--- START ---

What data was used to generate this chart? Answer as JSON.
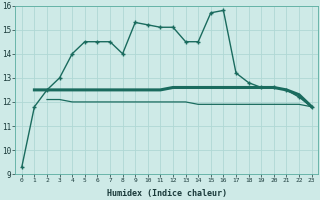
{
  "xlabel": "Humidex (Indice chaleur)",
  "background_color": "#ceeae7",
  "grid_color": "#b0d8d4",
  "line_color": "#1a6b5e",
  "xlim": [
    -0.5,
    23.5
  ],
  "ylim": [
    9,
    16
  ],
  "yticks": [
    9,
    10,
    11,
    12,
    13,
    14,
    15,
    16
  ],
  "xticks": [
    0,
    1,
    2,
    3,
    4,
    5,
    6,
    7,
    8,
    9,
    10,
    11,
    12,
    13,
    14,
    15,
    16,
    17,
    18,
    19,
    20,
    21,
    22,
    23
  ],
  "main_x": [
    0,
    1,
    2,
    3,
    4,
    5,
    6,
    7,
    8,
    9,
    10,
    11,
    12,
    13,
    14,
    15,
    16,
    17,
    18,
    19,
    20,
    21,
    22,
    23
  ],
  "main_y": [
    9.3,
    11.8,
    12.5,
    13.0,
    14.0,
    14.5,
    14.5,
    14.5,
    14.0,
    15.3,
    15.2,
    15.1,
    15.1,
    14.5,
    14.5,
    15.7,
    15.8,
    13.2,
    12.8,
    12.6,
    12.6,
    12.5,
    12.2,
    11.8
  ],
  "flat1_x": [
    1,
    2,
    3,
    4,
    5,
    6,
    7,
    8,
    9,
    10,
    11,
    12,
    13,
    14,
    15,
    16,
    17,
    18,
    19,
    20,
    21,
    22,
    23
  ],
  "flat1_y": [
    12.5,
    12.5,
    12.5,
    12.5,
    12.5,
    12.5,
    12.5,
    12.5,
    12.5,
    12.5,
    12.5,
    12.6,
    12.6,
    12.6,
    12.6,
    12.6,
    12.6,
    12.6,
    12.6,
    12.6,
    12.5,
    12.3,
    11.8
  ],
  "flat2_x": [
    2,
    3,
    4,
    5,
    6,
    7,
    8,
    9,
    10,
    11,
    12,
    13,
    14,
    15,
    16,
    17,
    18,
    19,
    20,
    21,
    22,
    23
  ],
  "flat2_y": [
    12.1,
    12.1,
    12.0,
    12.0,
    12.0,
    12.0,
    12.0,
    12.0,
    12.0,
    12.0,
    12.0,
    12.0,
    11.9,
    11.9,
    11.9,
    11.9,
    11.9,
    11.9,
    11.9,
    11.9,
    11.9,
    11.8
  ]
}
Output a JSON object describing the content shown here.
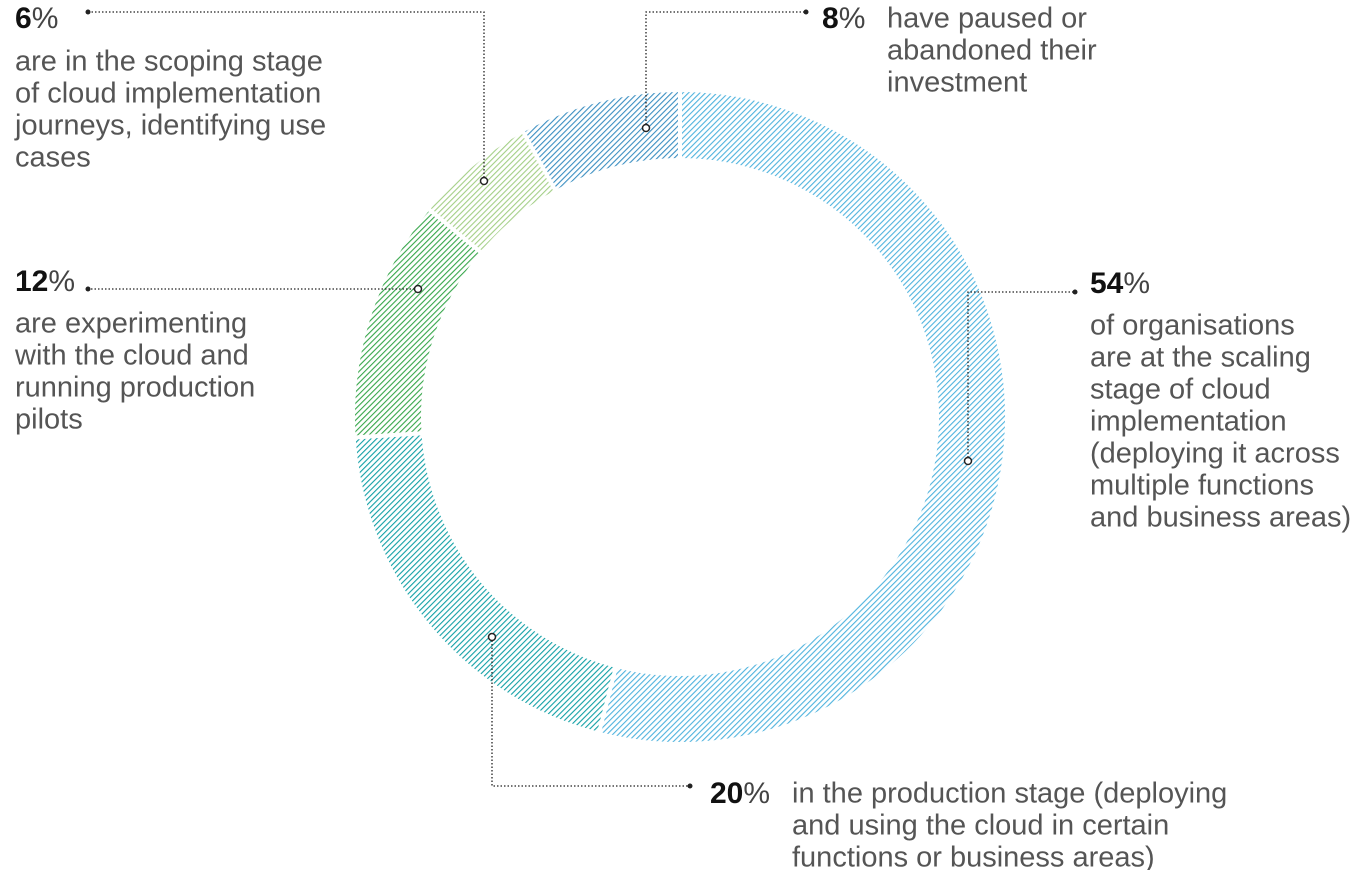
{
  "chart_data": {
    "type": "donut",
    "values": [
      54,
      20,
      12,
      6,
      8
    ],
    "value_labels": [
      "54%",
      "20%",
      "12%",
      "6%",
      "8%"
    ],
    "colors": [
      "#4fb3de",
      "#12a0a6",
      "#36a64a",
      "#a3cf86",
      "#3b8fc2"
    ],
    "descriptions": [
      [
        "of organisations",
        "are at the scaling",
        "stage of cloud",
        "implementation",
        "(deploying it across",
        "multiple functions",
        "and business areas)"
      ],
      [
        "in the production stage (deploying",
        "and using the cloud in certain",
        "functions or business areas)"
      ],
      [
        "are experimenting",
        "with the cloud and",
        "running production",
        "pilots"
      ],
      [
        "are in the scoping stage",
        "of cloud implementation",
        "journeys, identifying use",
        "cases"
      ],
      [
        "have paused or",
        "abandoned their",
        "investment"
      ]
    ]
  }
}
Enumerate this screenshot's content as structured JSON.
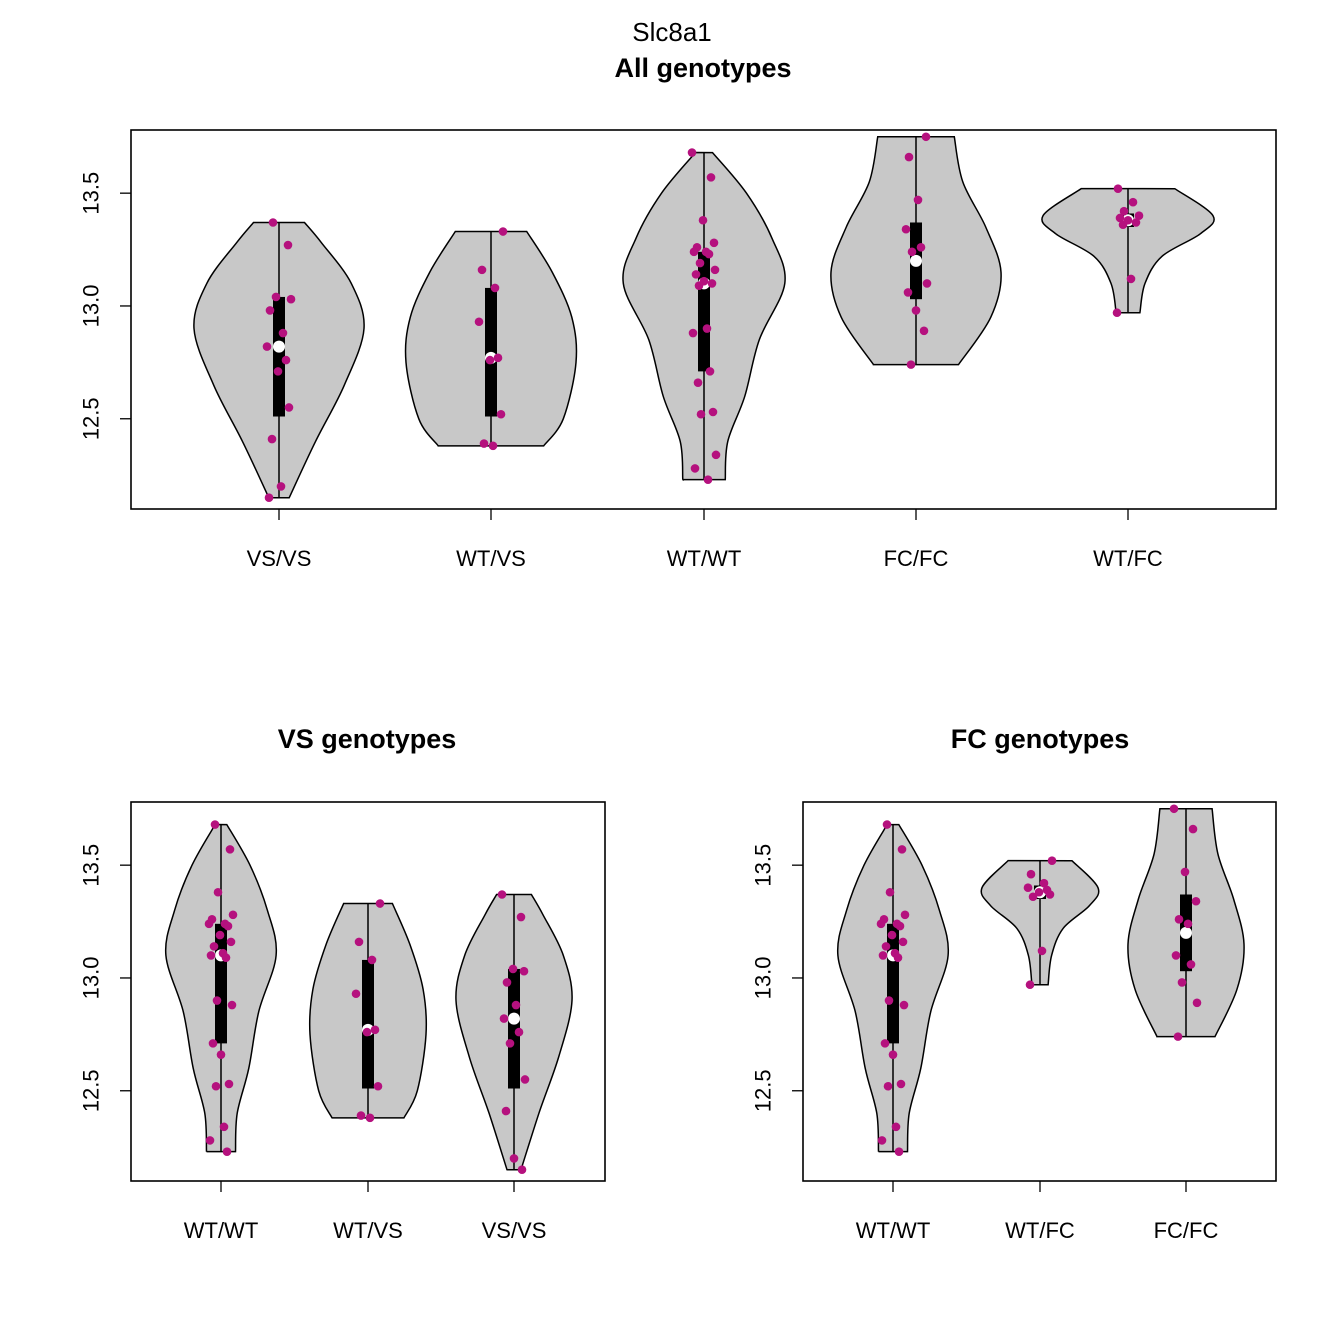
{
  "figure": {
    "title": "Slc8a1",
    "point_color": "#b5117e",
    "violin_color": "#c8c8c8",
    "box_color": "#000000",
    "median_color": "#ffffff"
  },
  "chart_data": [
    {
      "type": "violin",
      "title": "All genotypes",
      "xlabel": "",
      "ylabel": "",
      "ylim": [
        12.1,
        13.78
      ],
      "yticks": [
        12.5,
        13.0,
        13.5
      ],
      "ytick_labels": [
        "12.5",
        "13.0",
        "13.5"
      ],
      "categories": [
        "VS/VS",
        "WT/VS",
        "WT/WT",
        "FC/FC",
        "WT/FC"
      ],
      "series": [
        {
          "category": "VS/VS",
          "violin_profile": [
            [
              12.15,
              0.12
            ],
            [
              12.4,
              0.43
            ],
            [
              12.65,
              0.77
            ],
            [
              12.9,
              1.0
            ],
            [
              13.1,
              0.85
            ],
            [
              13.28,
              0.5
            ],
            [
              13.37,
              0.3
            ]
          ],
          "range": [
            12.15,
            13.37
          ],
          "q1": 12.51,
          "q3": 13.04,
          "median": 12.82,
          "points": [
            13.37,
            13.27,
            13.04,
            13.03,
            12.98,
            12.88,
            12.82,
            12.76,
            12.71,
            12.55,
            12.41,
            12.2,
            12.15
          ]
        },
        {
          "category": "WT/VS",
          "violin_profile": [
            [
              12.38,
              0.62
            ],
            [
              12.5,
              0.85
            ],
            [
              12.75,
              1.0
            ],
            [
              12.95,
              0.95
            ],
            [
              13.15,
              0.72
            ],
            [
              13.33,
              0.42
            ]
          ],
          "range": [
            12.38,
            13.33
          ],
          "q1": 12.51,
          "q3": 13.08,
          "median": 12.77,
          "points": [
            13.33,
            13.16,
            13.08,
            12.93,
            12.77,
            12.76,
            12.52,
            12.39,
            12.38
          ]
        },
        {
          "category": "WT/WT",
          "violin_profile": [
            [
              12.23,
              0.25
            ],
            [
              12.4,
              0.28
            ],
            [
              12.6,
              0.48
            ],
            [
              12.85,
              0.65
            ],
            [
              13.1,
              0.95
            ],
            [
              13.3,
              0.8
            ],
            [
              13.5,
              0.5
            ],
            [
              13.68,
              0.1
            ]
          ],
          "range": [
            12.23,
            13.68
          ],
          "q1": 12.71,
          "q3": 13.24,
          "median": 13.1,
          "points": [
            13.68,
            13.57,
            13.38,
            13.28,
            13.26,
            13.24,
            13.24,
            13.23,
            13.19,
            13.16,
            13.14,
            13.11,
            13.1,
            13.09,
            12.9,
            12.88,
            12.71,
            12.66,
            12.53,
            12.52,
            12.34,
            12.28,
            12.23
          ]
        },
        {
          "category": "FC/FC",
          "violin_profile": [
            [
              12.74,
              0.5
            ],
            [
              12.95,
              0.88
            ],
            [
              13.15,
              1.0
            ],
            [
              13.35,
              0.82
            ],
            [
              13.55,
              0.55
            ],
            [
              13.75,
              0.45
            ]
          ],
          "range": [
            12.74,
            13.75
          ],
          "q1": 13.03,
          "q3": 13.37,
          "median": 13.2,
          "points": [
            13.75,
            13.66,
            13.47,
            13.34,
            13.26,
            13.24,
            13.1,
            13.06,
            12.98,
            12.89,
            12.74
          ]
        },
        {
          "category": "WT/FC",
          "violin_profile": [
            [
              12.97,
              0.14
            ],
            [
              13.1,
              0.2
            ],
            [
              13.22,
              0.4
            ],
            [
              13.32,
              0.85
            ],
            [
              13.4,
              1.0
            ],
            [
              13.52,
              0.55
            ]
          ],
          "range": [
            12.97,
            13.52
          ],
          "q1": 13.35,
          "q3": 13.41,
          "median": 13.38,
          "points": [
            13.52,
            13.46,
            13.42,
            13.4,
            13.39,
            13.38,
            13.37,
            13.36,
            13.12,
            12.97
          ]
        }
      ]
    },
    {
      "type": "violin",
      "title": "VS genotypes",
      "xlabel": "",
      "ylabel": "",
      "ylim": [
        12.1,
        13.78
      ],
      "yticks": [
        12.5,
        13.0,
        13.5
      ],
      "ytick_labels": [
        "12.5",
        "13.0",
        "13.5"
      ],
      "categories": [
        "WT/WT",
        "WT/VS",
        "VS/VS"
      ],
      "series": [
        {
          "category": "WT/WT",
          "violin_profile": [
            [
              12.23,
              0.25
            ],
            [
              12.4,
              0.28
            ],
            [
              12.6,
              0.48
            ],
            [
              12.85,
              0.65
            ],
            [
              13.1,
              0.95
            ],
            [
              13.3,
              0.8
            ],
            [
              13.5,
              0.5
            ],
            [
              13.68,
              0.1
            ]
          ],
          "range": [
            12.23,
            13.68
          ],
          "q1": 12.71,
          "q3": 13.24,
          "median": 13.1,
          "points": [
            13.68,
            13.57,
            13.38,
            13.28,
            13.26,
            13.24,
            13.24,
            13.23,
            13.19,
            13.16,
            13.14,
            13.11,
            13.1,
            13.09,
            12.9,
            12.88,
            12.71,
            12.66,
            12.53,
            12.52,
            12.34,
            12.28,
            12.23
          ]
        },
        {
          "category": "WT/VS",
          "violin_profile": [
            [
              12.38,
              0.62
            ],
            [
              12.5,
              0.85
            ],
            [
              12.75,
              1.0
            ],
            [
              12.95,
              0.95
            ],
            [
              13.15,
              0.72
            ],
            [
              13.33,
              0.42
            ]
          ],
          "range": [
            12.38,
            13.33
          ],
          "q1": 12.51,
          "q3": 13.08,
          "median": 12.77,
          "points": [
            13.33,
            13.16,
            13.08,
            12.93,
            12.77,
            12.76,
            12.52,
            12.39,
            12.38
          ]
        },
        {
          "category": "VS/VS",
          "violin_profile": [
            [
              12.15,
              0.12
            ],
            [
              12.4,
              0.43
            ],
            [
              12.65,
              0.77
            ],
            [
              12.9,
              1.0
            ],
            [
              13.1,
              0.85
            ],
            [
              13.28,
              0.5
            ],
            [
              13.37,
              0.3
            ]
          ],
          "range": [
            12.15,
            13.37
          ],
          "q1": 12.51,
          "q3": 13.04,
          "median": 12.82,
          "points": [
            13.37,
            13.27,
            13.04,
            13.03,
            12.98,
            12.88,
            12.82,
            12.76,
            12.71,
            12.55,
            12.41,
            12.2,
            12.15
          ]
        }
      ]
    },
    {
      "type": "violin",
      "title": "FC genotypes",
      "xlabel": "",
      "ylabel": "",
      "ylim": [
        12.1,
        13.78
      ],
      "yticks": [
        12.5,
        13.0,
        13.5
      ],
      "ytick_labels": [
        "12.5",
        "13.0",
        "13.5"
      ],
      "categories": [
        "WT/WT",
        "WT/FC",
        "FC/FC"
      ],
      "series": [
        {
          "category": "WT/WT",
          "violin_profile": [
            [
              12.23,
              0.25
            ],
            [
              12.4,
              0.28
            ],
            [
              12.6,
              0.48
            ],
            [
              12.85,
              0.65
            ],
            [
              13.1,
              0.95
            ],
            [
              13.3,
              0.8
            ],
            [
              13.5,
              0.5
            ],
            [
              13.68,
              0.1
            ]
          ],
          "range": [
            12.23,
            13.68
          ],
          "q1": 12.71,
          "q3": 13.24,
          "median": 13.1,
          "points": [
            13.68,
            13.57,
            13.38,
            13.28,
            13.26,
            13.24,
            13.24,
            13.23,
            13.19,
            13.16,
            13.14,
            13.11,
            13.1,
            13.09,
            12.9,
            12.88,
            12.71,
            12.66,
            12.53,
            12.52,
            12.34,
            12.28,
            12.23
          ]
        },
        {
          "category": "WT/FC",
          "violin_profile": [
            [
              12.97,
              0.14
            ],
            [
              13.1,
              0.2
            ],
            [
              13.22,
              0.4
            ],
            [
              13.32,
              0.85
            ],
            [
              13.4,
              1.0
            ],
            [
              13.52,
              0.55
            ]
          ],
          "range": [
            12.97,
            13.52
          ],
          "q1": 13.35,
          "q3": 13.41,
          "median": 13.38,
          "points": [
            13.52,
            13.46,
            13.42,
            13.4,
            13.39,
            13.38,
            13.37,
            13.36,
            13.12,
            12.97
          ]
        },
        {
          "category": "FC/FC",
          "violin_profile": [
            [
              12.74,
              0.5
            ],
            [
              12.95,
              0.88
            ],
            [
              13.15,
              1.0
            ],
            [
              13.35,
              0.82
            ],
            [
              13.55,
              0.55
            ],
            [
              13.75,
              0.45
            ]
          ],
          "range": [
            12.74,
            13.75
          ],
          "q1": 13.03,
          "q3": 13.37,
          "median": 13.2,
          "points": [
            13.75,
            13.66,
            13.47,
            13.34,
            13.26,
            13.24,
            13.1,
            13.06,
            12.98,
            12.89,
            12.74
          ]
        }
      ]
    }
  ]
}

--- END ---

The problem: Find all the lines containing "stage" in the material, then copy them.

Right answer:
        "stage of cloud",
        "in the production stage (deploying",
        "are in the scoping stage",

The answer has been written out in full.